The Carbon Cycle in Karst
Yuan Daoxian, Guilin
with 7 figures
Summary. The traditional conceptualisation of the CO2-H2O-CaCO3 system has played a role in introducing earth system science into the study of karst. It is a model for the karst dynamic system (KDS) and is useful in explaining the carbon cycle in karst. It is a triphase open disequilibrium system characterized by a high sensitivity to environmental change, and so needs special methodologies for its research. The basic functions of the system are: to drive the formation of karst features and related environmental problems; to contribute to the regulation of greenhouse gases in the atmosphere and to the mitigation of environmental acidification; to drive the migration, enrichment and precipitation of certain elements, and thus the formation of mineral deposits, and thereby influence the biodiversity of life in karst areas; and to record the course of environmental change. The global annual removal of carbon from the atmosphere by karst processes is estimated as 6.08x108 t/a, of which Chinese karsts contribute 3.83x106 t/a .
1. Introduction
Karst processes are part of the world carbon, water and calcium cycles that occur at the interfaces between lithosphere, hydrosphere, atmosphere and biosphere. The programmes of UNESCO/IUGS IGCP 299 "Geology, Climate, Hydrology and Karst Formation" (1990-1994) and IGCP 379 "Karst Processes and the Carbon Cycle" (1995-1999) promoted investigation of these topics. The late Dr. M. M. SWEETING made an important contribution to the initiation and implementation of IGCP299 and to the application for its successor IGCP 379. She was involved in the 6700 km long second field correlation investigation of IGCP 299 in her seventieth year, which examined three major types of karst in mainland China (subtropical karst in the south, high mountain karst in the west, and semiarid karst in the north). Her participation was very helpful in reaching a common understanding on the principles of the project. Accordingly, it is pertinent to draw from the results of the two projects here as a dedication to this outstanding karstologist of the latter part of this century.

- **SHORT EXERCISE A**
Give the listing as a JSON list of strings, one string per line and no blank lines. Start at the first line of the listing and go through the line containing "technical-drawing-page: 590 480".

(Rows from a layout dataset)
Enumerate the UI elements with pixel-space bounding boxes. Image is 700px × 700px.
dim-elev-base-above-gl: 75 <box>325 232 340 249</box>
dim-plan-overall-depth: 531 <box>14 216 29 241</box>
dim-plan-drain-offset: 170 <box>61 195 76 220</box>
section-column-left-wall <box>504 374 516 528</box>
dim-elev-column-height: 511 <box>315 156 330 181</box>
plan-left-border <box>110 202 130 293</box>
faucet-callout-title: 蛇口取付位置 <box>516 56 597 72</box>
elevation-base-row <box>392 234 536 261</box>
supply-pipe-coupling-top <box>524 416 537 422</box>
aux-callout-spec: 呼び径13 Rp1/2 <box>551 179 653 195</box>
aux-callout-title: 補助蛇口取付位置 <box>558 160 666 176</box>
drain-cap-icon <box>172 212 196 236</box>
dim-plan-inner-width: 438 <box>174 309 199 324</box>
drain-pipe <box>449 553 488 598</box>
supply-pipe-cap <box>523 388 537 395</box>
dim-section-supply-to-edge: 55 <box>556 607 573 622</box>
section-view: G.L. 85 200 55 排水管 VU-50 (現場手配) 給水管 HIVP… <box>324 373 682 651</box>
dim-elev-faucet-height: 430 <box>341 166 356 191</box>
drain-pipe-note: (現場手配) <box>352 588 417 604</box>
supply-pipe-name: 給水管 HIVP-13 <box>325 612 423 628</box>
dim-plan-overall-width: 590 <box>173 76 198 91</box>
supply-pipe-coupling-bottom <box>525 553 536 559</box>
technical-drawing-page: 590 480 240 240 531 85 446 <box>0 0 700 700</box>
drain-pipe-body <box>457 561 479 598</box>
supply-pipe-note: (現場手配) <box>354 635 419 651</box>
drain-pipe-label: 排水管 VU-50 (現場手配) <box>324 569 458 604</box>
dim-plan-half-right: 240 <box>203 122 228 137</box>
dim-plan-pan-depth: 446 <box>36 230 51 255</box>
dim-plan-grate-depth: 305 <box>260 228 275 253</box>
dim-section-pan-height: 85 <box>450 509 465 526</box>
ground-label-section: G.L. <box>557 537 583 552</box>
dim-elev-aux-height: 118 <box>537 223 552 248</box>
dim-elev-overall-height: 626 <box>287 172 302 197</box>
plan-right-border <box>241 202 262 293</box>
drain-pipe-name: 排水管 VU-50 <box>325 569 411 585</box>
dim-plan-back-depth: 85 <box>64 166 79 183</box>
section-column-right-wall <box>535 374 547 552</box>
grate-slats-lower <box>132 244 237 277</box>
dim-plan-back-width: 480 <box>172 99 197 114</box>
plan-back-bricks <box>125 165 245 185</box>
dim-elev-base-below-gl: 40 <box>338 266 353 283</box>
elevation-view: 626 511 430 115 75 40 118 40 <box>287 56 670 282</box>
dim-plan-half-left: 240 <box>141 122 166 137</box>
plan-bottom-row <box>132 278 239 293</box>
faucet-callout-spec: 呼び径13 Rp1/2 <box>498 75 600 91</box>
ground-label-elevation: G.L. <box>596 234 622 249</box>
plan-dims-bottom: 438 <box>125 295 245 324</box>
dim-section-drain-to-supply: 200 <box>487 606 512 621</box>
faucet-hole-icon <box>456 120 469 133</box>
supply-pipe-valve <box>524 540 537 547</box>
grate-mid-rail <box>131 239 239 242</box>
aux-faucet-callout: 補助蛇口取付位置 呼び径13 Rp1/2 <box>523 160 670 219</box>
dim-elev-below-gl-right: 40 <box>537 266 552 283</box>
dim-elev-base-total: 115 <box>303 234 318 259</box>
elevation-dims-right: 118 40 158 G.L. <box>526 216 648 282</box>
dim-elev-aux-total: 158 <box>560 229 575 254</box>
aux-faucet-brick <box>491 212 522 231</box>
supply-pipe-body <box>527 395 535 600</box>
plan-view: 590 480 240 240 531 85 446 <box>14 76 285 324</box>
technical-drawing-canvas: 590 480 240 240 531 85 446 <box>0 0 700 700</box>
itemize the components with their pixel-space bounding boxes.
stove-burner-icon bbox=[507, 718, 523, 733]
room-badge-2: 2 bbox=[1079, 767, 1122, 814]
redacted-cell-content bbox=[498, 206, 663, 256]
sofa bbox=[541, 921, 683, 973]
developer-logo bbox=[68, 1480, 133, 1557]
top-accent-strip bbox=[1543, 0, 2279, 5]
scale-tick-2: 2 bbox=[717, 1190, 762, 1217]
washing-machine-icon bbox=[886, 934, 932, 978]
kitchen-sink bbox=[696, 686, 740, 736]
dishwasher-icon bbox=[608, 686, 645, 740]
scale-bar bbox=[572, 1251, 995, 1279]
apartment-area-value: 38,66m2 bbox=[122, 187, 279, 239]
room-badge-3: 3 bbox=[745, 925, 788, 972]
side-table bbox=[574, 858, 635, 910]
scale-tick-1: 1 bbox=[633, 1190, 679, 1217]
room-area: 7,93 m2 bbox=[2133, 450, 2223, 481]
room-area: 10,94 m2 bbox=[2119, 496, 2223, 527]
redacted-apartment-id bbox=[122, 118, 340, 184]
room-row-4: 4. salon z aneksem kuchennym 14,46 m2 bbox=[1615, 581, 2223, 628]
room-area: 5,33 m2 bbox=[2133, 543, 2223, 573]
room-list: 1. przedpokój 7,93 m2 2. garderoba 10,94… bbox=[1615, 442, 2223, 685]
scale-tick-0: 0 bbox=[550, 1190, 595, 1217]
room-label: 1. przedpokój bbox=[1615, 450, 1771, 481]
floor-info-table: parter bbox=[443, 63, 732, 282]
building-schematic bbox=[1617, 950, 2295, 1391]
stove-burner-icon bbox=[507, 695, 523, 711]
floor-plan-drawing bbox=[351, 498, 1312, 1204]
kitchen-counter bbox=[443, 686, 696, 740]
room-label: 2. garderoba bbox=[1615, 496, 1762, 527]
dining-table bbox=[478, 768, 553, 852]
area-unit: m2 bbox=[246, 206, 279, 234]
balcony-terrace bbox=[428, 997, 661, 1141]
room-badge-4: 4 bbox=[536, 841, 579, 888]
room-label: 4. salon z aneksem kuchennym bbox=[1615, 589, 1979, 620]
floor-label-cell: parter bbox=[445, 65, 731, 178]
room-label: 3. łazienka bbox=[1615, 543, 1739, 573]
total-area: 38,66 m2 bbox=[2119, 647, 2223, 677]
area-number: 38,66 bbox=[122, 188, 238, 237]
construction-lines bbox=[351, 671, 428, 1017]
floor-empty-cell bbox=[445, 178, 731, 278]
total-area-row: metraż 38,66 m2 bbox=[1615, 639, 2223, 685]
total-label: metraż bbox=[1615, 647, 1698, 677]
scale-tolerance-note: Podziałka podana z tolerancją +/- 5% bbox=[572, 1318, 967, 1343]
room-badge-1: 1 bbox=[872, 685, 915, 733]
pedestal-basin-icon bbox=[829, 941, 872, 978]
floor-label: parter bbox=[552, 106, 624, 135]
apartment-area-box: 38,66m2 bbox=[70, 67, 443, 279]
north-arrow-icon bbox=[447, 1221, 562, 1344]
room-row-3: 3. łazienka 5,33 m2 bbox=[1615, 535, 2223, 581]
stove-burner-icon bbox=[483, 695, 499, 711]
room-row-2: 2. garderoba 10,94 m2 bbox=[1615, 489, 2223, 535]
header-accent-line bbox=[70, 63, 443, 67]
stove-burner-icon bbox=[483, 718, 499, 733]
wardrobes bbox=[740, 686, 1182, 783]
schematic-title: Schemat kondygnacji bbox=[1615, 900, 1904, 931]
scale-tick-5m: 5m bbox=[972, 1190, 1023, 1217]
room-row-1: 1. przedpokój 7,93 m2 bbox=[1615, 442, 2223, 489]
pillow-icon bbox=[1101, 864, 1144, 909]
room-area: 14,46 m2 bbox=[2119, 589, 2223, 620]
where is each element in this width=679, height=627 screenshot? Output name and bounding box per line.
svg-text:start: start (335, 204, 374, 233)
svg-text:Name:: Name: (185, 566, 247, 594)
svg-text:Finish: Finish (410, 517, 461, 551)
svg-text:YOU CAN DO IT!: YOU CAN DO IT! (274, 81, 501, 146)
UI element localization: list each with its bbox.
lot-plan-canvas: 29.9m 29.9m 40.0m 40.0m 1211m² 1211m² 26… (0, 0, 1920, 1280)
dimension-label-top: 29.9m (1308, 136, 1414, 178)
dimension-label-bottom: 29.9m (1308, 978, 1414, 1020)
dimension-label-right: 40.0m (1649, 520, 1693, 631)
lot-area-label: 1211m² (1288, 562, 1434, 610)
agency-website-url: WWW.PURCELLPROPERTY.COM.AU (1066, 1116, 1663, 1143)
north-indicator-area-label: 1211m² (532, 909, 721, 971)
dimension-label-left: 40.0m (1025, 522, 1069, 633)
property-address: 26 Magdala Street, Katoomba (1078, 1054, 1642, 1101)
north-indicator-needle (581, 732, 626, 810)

- **SHORT EXERCISE B**
In the article on the carbon cycle in karst, what was the title of the IGCP 379 program?

- **RESULT A**
[
  "Enumerate the UI elements with pixel-space bounding boxes. Image is 700px × 700px.",
  "dim-elev-base-above-gl: 75 <box>325 232 340 249</box>",
  "dim-plan-overall-depth: 531 <box>14 216 29 241</box>",
  "dim-plan-drain-offset: 170 <box>61 195 76 220</box>",
  "section-column-left-wall <box>504 374 516 528</box>",
  "dim-elev-column-height: 511 <box>315 156 330 181</box>",
  "plan-left-border <box>110 202 130 293</box>",
  "faucet-callout-title: 蛇口取付位置 <box>516 56 597 72</box>",
  "elevation-base-row <box>392 234 536 261</box>",
  "supply-pipe-coupling-top <box>524 416 537 422</box>",
  "aux-callout-spec: 呼び径13 Rp1/2 <box>551 179 653 195</box>",
  "aux-callout-title: 補助蛇口取付位置 <box>558 160 666 176</box>",
  "drain-cap-icon <box>172 212 196 236</box>",
  "dim-plan-inner-width: 438 <box>174 309 199 324</box>",
  "drain-pipe <box>449 553 488 598</box>",
  "supply-pipe-cap <box>523 388 537 395</box>",
  "dim-section-supply-to-edge: 55 <box>556 607 573 622</box>",
  "section-view: G.L. 85 200 55 排水管 VU-50 (現場手配) 給水管 HIVP… <box>324 373 682 651</box>",
  "dim-elev-faucet-height: 430 <box>341 166 356 191</box>",
  "drain-pipe-note: (現場手配) <box>352 588 417 604</box>",
  "supply-pipe-name: 給水管 HIVP-13 <box>325 612 423 628</box>",
  "dim-plan-overall-width: 590 <box>173 76 198 91</box>",
  "supply-pipe-coupling-bottom <box>525 553 536 559</box>",
  "technical-drawing-page: 590 480 240 240 531 85 446 <box>0 0 700 700</box>"
]

- **RESULT B**
"Karst Processes and the Carbon Cycle"